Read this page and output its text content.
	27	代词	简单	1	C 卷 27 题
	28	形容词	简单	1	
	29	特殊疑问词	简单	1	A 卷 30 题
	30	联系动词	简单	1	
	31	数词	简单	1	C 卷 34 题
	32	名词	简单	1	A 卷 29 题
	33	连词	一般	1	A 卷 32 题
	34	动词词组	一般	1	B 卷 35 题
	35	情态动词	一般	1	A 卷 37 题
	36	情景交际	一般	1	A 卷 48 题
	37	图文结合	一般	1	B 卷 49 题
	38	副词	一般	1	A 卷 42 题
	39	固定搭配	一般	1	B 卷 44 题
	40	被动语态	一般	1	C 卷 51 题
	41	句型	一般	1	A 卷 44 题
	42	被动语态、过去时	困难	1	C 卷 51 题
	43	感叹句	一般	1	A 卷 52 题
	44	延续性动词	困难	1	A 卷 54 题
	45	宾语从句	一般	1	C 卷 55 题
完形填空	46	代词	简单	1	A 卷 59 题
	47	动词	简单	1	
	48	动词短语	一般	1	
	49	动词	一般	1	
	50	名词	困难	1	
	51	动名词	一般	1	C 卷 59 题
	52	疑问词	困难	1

+ + + +

# Problem
Faithfully copy every entry, leaving nothing out.

# Task solution
Read this page and output its text content.
	27	代词	简单	1	C 卷 27 题
	28	形容词	简单	1	
	29	特殊疑问词	简单	1	A 卷 30 题
	30	联系动词	简单	1	
	31	数词	简单	1	C 卷 34 题
	32	名词	简单	1	A 卷 29 题
	33	连词	一般	1	A 卷 32 题
	34	动词词组	一般	1	B 卷 35 题
	35	情态动词	一般	1	A 卷 37 题
	36	情景交际	一般	1	A 卷 48 题
	37	图文结合	一般	1	B 卷 49 题
	38	副词	一般	1	A 卷 42 题
	39	固定搭配	一般	1	B 卷 44 题
	40	被动语态	一般	1	C 卷 51 题
	41	句型	一般	1	A 卷 44 题
	42	被动语态、过去时	困难	1	C 卷 51 题
	43	感叹句	一般	1	A 卷 52 题
	44	延续性动词	困难	1	A 卷 54 题
	45	宾语从句	一般	1	C 卷 55 题
完形填空	46	代词	简单	1	A 卷 59 题
	47	动词	简单	1	
	48	动词短语	一般	1	
	49	动词	一般	1	
	50	名词	困难	1	
	51	动名词	一般	1	C 卷 59 题
	52	疑问词	困难	1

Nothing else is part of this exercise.